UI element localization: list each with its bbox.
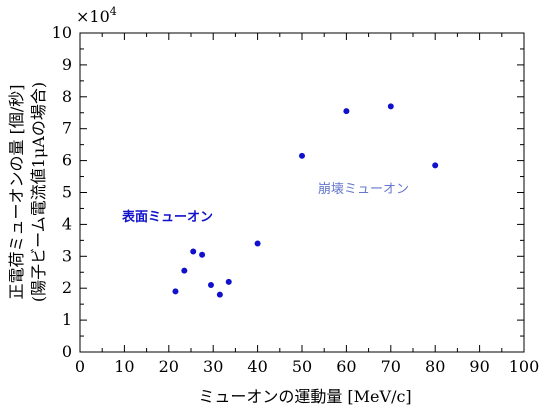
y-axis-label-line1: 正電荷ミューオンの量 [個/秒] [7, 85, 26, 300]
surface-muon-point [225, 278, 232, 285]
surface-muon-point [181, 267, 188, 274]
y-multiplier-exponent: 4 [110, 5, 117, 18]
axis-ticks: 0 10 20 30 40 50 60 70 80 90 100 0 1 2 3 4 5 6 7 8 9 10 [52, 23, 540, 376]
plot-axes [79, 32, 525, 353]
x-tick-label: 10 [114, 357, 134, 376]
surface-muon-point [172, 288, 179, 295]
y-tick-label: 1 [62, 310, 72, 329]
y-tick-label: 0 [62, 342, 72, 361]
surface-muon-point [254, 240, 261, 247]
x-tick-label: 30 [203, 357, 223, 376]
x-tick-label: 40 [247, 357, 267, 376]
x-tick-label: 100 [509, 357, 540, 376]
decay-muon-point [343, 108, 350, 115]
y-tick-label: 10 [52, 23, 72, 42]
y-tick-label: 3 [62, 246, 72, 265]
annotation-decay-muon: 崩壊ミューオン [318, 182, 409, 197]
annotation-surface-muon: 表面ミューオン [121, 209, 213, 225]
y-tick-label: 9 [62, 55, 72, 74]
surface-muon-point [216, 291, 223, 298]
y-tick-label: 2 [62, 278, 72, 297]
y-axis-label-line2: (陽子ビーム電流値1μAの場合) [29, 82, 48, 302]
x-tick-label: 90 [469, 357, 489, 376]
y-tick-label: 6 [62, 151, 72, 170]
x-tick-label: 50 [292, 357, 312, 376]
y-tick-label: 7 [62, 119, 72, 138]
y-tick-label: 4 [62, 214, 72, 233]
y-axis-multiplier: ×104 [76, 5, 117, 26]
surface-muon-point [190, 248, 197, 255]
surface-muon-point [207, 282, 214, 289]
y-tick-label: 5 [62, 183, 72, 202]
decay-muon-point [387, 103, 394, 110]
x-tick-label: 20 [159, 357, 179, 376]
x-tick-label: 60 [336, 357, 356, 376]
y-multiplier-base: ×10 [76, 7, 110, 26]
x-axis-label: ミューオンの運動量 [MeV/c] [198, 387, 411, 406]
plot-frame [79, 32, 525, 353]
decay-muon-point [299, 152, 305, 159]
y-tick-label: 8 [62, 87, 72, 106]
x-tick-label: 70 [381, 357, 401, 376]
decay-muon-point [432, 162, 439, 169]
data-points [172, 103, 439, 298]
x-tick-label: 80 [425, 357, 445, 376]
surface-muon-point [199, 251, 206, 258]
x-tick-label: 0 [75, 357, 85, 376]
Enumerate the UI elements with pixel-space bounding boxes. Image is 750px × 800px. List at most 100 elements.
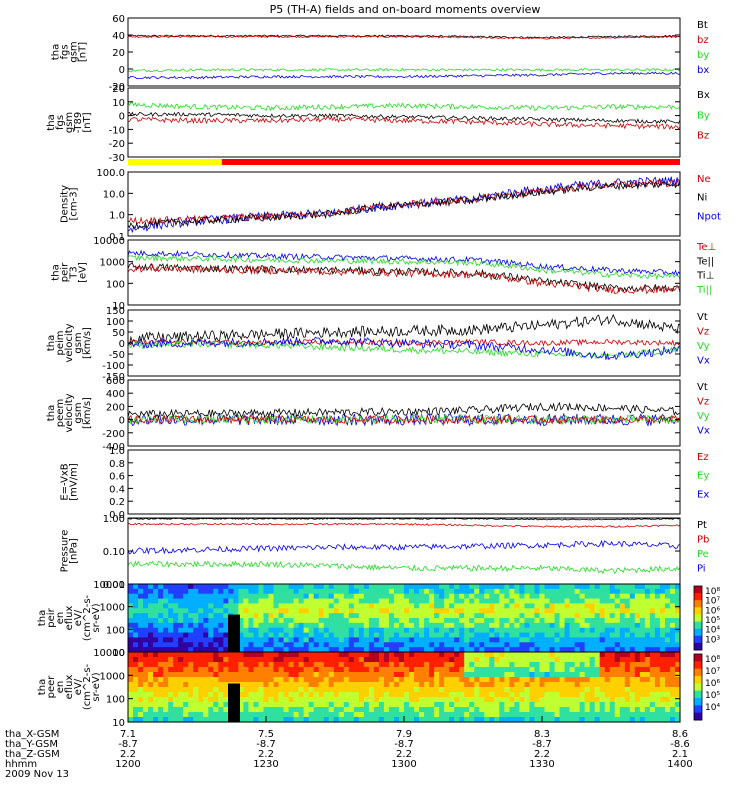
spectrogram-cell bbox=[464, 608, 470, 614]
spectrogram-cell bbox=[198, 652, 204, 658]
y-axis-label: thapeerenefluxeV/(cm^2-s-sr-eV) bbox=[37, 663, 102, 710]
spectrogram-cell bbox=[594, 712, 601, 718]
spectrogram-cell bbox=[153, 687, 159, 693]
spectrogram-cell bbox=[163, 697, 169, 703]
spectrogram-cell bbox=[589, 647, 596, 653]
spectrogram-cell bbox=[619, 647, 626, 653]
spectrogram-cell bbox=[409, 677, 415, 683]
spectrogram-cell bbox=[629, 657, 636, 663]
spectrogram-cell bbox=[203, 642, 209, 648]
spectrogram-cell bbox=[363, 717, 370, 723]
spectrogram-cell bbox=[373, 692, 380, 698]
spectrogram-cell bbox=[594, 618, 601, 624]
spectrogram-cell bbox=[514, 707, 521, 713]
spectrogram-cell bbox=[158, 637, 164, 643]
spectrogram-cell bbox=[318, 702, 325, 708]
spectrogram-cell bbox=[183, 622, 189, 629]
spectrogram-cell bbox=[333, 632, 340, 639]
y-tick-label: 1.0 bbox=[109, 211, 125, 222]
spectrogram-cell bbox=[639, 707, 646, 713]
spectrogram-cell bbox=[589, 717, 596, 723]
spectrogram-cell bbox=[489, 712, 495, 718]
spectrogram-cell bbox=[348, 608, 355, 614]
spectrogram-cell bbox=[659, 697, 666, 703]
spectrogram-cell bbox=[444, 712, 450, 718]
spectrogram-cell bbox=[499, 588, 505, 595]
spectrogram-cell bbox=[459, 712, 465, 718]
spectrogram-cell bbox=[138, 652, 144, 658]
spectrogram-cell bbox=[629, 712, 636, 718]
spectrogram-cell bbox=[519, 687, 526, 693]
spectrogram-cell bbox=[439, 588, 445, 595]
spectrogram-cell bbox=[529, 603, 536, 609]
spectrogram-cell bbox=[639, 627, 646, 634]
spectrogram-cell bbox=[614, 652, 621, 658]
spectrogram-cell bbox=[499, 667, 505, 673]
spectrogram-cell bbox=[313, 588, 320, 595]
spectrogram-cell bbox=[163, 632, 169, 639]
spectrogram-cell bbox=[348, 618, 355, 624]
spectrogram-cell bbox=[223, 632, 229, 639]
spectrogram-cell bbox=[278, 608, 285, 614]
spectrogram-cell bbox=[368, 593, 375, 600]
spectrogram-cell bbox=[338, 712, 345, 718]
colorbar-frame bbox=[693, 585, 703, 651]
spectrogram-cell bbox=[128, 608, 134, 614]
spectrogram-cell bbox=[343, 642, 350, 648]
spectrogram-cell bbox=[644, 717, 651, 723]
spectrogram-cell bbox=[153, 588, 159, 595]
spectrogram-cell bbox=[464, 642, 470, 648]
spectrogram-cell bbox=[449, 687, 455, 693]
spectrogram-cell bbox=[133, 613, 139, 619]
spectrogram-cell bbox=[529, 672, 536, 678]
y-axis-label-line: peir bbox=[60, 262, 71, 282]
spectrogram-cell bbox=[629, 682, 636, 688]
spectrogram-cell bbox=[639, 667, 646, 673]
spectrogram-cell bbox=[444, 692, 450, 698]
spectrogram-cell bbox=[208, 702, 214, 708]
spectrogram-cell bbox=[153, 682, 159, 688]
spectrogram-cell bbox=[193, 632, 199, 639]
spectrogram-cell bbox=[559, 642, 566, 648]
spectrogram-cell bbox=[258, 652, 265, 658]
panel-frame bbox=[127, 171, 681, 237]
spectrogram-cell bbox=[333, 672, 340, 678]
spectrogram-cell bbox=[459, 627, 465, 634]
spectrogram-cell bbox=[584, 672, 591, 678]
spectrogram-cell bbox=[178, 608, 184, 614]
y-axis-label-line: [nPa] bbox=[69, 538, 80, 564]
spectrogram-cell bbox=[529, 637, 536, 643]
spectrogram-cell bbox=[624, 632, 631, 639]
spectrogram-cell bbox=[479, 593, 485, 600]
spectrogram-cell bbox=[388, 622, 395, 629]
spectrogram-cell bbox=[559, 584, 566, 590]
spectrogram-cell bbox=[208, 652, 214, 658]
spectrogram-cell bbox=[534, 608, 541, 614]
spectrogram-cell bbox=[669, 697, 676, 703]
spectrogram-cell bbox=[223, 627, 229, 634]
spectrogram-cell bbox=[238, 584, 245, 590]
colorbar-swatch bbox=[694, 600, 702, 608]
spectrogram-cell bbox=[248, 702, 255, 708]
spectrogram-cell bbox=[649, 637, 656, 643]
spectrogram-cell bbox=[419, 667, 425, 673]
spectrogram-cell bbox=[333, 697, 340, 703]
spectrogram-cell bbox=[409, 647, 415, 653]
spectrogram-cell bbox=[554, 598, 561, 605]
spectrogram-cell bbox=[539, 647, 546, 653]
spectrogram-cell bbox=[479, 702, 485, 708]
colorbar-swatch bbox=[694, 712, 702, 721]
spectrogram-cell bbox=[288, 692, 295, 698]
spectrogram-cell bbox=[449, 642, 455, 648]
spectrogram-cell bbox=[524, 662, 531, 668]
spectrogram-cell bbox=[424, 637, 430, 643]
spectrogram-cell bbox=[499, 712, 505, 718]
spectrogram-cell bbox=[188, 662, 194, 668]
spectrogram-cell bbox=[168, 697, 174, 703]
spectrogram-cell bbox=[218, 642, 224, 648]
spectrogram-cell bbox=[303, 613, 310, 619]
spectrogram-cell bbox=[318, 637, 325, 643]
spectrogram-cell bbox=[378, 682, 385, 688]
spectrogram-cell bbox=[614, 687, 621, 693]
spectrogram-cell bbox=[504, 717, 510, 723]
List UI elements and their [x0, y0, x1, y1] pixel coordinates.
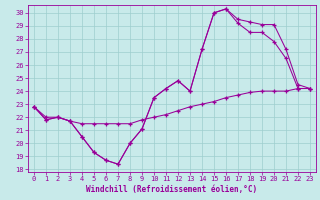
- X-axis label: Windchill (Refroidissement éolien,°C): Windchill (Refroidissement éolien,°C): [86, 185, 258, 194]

————

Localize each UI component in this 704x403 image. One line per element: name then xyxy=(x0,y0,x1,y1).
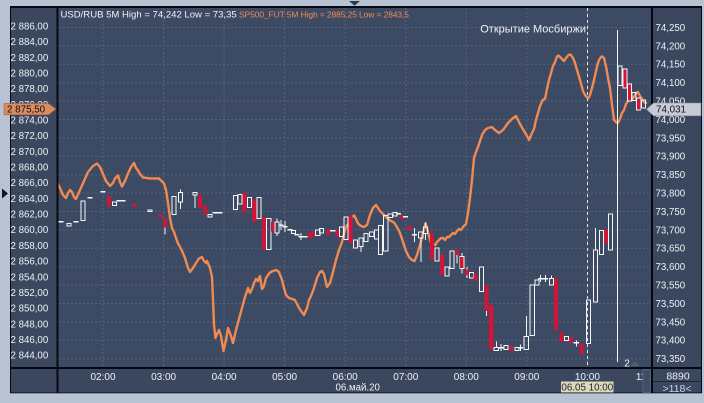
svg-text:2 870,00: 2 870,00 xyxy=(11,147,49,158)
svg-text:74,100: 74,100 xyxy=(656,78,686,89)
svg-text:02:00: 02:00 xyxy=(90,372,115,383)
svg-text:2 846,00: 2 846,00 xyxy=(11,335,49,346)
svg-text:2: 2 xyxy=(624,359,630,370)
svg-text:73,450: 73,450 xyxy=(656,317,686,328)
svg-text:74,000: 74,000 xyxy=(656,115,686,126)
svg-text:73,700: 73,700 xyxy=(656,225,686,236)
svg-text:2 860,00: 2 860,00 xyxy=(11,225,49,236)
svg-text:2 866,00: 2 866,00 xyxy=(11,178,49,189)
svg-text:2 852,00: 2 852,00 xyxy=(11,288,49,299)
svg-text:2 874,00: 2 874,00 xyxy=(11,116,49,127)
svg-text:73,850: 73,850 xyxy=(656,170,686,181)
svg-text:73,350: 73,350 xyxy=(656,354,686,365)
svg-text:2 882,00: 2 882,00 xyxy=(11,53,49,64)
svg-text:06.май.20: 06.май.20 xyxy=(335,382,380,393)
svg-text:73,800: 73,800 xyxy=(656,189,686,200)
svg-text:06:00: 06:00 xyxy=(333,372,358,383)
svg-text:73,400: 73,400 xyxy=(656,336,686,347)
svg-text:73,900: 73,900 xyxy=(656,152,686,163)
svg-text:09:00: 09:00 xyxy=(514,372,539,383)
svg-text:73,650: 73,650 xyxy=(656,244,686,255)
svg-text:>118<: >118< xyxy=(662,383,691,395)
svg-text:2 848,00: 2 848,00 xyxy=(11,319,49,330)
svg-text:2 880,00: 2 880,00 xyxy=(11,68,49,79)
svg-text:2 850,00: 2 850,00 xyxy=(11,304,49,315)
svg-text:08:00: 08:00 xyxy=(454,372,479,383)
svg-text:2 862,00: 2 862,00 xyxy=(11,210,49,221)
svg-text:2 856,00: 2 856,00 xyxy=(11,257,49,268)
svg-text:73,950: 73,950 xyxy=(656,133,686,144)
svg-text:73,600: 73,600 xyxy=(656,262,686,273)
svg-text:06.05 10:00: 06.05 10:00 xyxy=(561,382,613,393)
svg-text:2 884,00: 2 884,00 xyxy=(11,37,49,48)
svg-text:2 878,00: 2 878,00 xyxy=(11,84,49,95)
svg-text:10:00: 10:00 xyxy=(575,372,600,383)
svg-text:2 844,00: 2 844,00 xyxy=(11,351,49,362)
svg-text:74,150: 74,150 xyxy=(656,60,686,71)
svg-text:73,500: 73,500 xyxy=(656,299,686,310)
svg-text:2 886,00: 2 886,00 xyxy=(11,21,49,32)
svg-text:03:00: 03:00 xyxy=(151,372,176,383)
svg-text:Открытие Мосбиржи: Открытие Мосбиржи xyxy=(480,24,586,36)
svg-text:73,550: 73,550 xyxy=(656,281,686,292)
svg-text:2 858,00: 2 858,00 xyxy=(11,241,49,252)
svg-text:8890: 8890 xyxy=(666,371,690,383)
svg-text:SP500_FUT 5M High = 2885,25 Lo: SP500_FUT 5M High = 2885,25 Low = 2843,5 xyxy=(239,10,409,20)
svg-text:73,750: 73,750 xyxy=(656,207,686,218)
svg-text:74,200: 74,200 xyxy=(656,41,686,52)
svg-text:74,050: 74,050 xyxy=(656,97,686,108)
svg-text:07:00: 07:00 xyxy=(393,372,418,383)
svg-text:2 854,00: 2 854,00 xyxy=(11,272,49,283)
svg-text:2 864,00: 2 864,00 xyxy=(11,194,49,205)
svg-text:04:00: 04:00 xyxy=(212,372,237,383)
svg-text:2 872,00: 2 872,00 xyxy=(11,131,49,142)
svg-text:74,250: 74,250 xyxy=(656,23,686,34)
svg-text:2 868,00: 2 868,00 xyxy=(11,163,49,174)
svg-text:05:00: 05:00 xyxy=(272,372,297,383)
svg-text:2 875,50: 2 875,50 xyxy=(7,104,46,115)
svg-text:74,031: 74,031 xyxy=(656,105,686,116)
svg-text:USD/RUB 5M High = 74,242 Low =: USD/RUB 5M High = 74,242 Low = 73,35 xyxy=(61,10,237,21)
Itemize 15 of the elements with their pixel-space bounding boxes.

————

## [Required work]
In the data, rename "surface-muon-point" to "surface-muon-marker" and reproduce the lines between the line containing "y-axis-label-line1: 正電荷ミューオンの量 [個/秒]" and the line containing "y-multiplier-base: ×10 [76, 7, 110, 26]", inclusive, leaving all else unchanged.

## [Task response]
y-axis-label-line1: 正電荷ミューオンの量 [個/秒] [7, 85, 26, 300]
surface-muon-marker [225, 278, 232, 285]
surface-muon-marker [181, 267, 188, 274]
y-multiplier-exponent: 4 [110, 5, 117, 18]
axis-ticks: 0 10 20 30 40 50 60 70 80 90 100 0 1 2 3 4 5 6 7 8 9 10 [52, 23, 540, 376]
plot-axes [79, 32, 525, 353]
x-tick-label: 10 [114, 357, 134, 376]
surface-muon-marker [172, 288, 179, 295]
y-tick-label: 1 [62, 310, 72, 329]
y-tick-label: 0 [62, 342, 72, 361]
surface-muon-marker [254, 240, 261, 247]
x-tick-label: 30 [203, 357, 223, 376]
x-tick-label: 40 [247, 357, 267, 376]
x-tick-label: 100 [509, 357, 540, 376]
decay-muon-point [343, 108, 350, 115]
y-tick-label: 10 [52, 23, 72, 42]
y-tick-label: 3 [62, 246, 72, 265]
annotation-decay-muon: 崩壊ミューオン [318, 182, 409, 197]
annotation-surface-muon: 表面ミューオン [121, 209, 213, 225]
y-tick-label: 9 [62, 55, 72, 74]
surface-muon-marker [216, 291, 223, 298]
y-tick-label: 2 [62, 278, 72, 297]
y-axis-label-line2: (陽子ビーム電流値1μAの場合) [29, 82, 48, 302]
x-tick-label: 90 [469, 357, 489, 376]
y-tick-label: 6 [62, 151, 72, 170]
x-tick-label: 50 [292, 357, 312, 376]
y-tick-label: 7 [62, 119, 72, 138]
y-tick-label: 4 [62, 214, 72, 233]
y-axis-multiplier: ×104 [76, 5, 117, 26]
surface-muon-marker [190, 248, 197, 255]
surface-muon-marker [207, 282, 214, 289]
y-tick-label: 5 [62, 183, 72, 202]
decay-muon-point [387, 103, 394, 110]
x-tick-label: 20 [159, 357, 179, 376]
x-tick-label: 60 [336, 357, 356, 376]
y-multiplier-base: ×10 [76, 7, 110, 26]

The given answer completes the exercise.